> _Records for the exercise_:
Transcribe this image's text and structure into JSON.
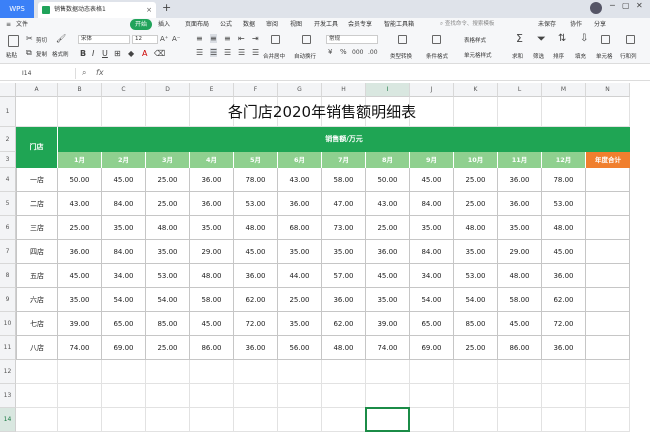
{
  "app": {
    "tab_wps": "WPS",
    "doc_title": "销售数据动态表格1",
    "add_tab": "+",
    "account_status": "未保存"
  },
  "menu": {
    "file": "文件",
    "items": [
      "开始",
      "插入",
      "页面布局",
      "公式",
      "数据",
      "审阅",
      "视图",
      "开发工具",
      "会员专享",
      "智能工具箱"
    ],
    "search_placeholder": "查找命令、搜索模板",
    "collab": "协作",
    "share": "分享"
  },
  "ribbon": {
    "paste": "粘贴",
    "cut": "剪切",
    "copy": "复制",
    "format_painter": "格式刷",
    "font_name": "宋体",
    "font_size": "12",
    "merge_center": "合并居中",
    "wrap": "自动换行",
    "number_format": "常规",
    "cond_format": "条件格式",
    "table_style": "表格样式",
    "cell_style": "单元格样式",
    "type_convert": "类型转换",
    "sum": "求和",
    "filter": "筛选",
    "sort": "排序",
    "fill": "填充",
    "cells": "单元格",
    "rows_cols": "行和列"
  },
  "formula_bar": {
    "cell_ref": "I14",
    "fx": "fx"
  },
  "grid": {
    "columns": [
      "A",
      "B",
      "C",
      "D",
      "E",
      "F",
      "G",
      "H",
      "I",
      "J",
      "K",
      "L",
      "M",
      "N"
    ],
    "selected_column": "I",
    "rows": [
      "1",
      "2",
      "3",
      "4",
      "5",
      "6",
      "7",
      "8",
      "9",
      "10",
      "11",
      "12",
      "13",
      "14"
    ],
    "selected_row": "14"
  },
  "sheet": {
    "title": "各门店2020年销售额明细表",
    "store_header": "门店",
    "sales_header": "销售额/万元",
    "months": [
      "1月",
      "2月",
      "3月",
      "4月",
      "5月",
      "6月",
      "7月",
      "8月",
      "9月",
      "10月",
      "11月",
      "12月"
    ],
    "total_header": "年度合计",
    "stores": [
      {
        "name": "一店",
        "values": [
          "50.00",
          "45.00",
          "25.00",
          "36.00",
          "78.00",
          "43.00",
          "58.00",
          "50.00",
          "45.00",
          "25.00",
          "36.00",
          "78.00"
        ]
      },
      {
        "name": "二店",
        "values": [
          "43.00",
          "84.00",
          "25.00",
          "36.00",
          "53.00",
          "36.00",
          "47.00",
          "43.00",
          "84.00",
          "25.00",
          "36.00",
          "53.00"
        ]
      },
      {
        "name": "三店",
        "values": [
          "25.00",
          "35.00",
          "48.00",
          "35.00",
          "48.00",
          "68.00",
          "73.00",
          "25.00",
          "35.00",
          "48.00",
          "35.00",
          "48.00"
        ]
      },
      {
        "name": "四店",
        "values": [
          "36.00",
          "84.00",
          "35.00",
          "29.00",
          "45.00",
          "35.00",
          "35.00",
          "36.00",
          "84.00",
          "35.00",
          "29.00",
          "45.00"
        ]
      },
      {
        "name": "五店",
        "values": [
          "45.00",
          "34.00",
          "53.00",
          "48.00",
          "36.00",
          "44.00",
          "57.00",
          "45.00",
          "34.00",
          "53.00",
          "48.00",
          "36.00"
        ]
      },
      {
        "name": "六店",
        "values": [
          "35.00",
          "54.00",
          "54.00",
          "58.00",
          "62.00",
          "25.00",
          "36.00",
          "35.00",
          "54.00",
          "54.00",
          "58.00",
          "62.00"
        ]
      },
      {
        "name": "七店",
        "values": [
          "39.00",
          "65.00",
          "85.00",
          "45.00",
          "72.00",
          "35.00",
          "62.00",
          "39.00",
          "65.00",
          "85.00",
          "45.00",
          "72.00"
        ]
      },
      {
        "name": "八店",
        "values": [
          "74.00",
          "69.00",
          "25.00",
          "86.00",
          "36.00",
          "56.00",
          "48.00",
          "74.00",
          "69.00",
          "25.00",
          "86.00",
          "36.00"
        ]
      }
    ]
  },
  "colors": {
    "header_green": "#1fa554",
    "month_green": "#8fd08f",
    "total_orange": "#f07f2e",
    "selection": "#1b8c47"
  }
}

==

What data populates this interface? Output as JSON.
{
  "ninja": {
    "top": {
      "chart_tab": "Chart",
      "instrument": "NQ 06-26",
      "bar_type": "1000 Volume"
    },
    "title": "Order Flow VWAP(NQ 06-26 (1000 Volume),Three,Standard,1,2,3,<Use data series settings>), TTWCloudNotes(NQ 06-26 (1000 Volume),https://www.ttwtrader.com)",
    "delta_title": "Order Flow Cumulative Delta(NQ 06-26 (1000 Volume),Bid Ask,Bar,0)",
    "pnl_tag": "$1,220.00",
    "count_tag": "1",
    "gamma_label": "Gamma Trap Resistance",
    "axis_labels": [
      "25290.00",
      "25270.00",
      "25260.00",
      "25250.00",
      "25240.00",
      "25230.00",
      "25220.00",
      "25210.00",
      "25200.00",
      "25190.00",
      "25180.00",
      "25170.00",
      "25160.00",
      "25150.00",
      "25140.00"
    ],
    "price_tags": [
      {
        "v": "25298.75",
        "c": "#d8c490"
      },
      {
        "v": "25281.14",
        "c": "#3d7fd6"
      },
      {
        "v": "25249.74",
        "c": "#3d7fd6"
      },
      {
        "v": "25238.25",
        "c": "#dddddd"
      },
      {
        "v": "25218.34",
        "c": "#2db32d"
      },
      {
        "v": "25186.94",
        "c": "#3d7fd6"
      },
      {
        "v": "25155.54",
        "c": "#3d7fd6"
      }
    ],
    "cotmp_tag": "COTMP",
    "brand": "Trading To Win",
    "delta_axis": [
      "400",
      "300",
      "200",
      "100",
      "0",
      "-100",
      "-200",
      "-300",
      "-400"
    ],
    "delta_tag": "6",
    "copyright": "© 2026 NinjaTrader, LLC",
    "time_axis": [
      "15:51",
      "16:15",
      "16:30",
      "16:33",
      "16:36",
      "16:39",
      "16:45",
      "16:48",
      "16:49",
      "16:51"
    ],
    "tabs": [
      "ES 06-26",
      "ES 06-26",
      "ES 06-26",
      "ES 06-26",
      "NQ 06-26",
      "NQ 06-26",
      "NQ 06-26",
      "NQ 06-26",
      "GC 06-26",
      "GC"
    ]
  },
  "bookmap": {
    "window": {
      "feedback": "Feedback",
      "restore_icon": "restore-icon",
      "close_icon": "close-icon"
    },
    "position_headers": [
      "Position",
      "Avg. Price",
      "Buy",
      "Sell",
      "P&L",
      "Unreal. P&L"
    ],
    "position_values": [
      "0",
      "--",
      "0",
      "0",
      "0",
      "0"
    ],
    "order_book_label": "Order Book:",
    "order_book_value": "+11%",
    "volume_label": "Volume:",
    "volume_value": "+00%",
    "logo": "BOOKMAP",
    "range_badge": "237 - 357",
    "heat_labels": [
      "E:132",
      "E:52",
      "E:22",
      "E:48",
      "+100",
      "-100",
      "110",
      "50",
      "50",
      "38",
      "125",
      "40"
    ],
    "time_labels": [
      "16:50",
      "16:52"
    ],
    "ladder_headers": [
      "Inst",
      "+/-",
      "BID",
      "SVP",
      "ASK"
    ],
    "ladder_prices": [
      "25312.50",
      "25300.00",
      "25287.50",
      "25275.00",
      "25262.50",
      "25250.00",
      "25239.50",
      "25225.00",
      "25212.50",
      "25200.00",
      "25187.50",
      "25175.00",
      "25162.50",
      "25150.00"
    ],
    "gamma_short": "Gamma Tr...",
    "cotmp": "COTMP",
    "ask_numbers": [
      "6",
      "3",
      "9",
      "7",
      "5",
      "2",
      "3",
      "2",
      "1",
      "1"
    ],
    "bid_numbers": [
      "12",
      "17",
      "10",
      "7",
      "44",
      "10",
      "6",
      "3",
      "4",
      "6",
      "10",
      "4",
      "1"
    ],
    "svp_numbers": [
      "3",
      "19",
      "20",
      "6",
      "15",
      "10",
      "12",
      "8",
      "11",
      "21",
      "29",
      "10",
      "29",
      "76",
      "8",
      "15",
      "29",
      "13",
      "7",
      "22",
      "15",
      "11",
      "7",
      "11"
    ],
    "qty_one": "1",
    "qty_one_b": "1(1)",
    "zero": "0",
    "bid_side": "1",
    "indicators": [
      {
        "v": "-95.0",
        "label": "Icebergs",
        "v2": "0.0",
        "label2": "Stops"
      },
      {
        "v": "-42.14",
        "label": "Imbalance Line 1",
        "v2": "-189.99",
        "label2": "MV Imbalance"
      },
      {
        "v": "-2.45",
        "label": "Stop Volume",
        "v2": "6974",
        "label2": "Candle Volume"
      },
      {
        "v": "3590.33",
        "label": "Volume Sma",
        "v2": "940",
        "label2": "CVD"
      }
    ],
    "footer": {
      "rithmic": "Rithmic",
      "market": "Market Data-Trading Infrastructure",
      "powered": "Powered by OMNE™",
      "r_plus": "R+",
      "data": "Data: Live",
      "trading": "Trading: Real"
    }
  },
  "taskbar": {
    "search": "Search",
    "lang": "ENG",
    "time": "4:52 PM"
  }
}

> _Written instruction_: Look through the data above. Find each line with the string "Trading" and copy it.

> _Finished answer_:
    "brand": "Trading To Win",
      "market": "Market Data-Trading Infrastructure",
      "trading": "Trading: Real"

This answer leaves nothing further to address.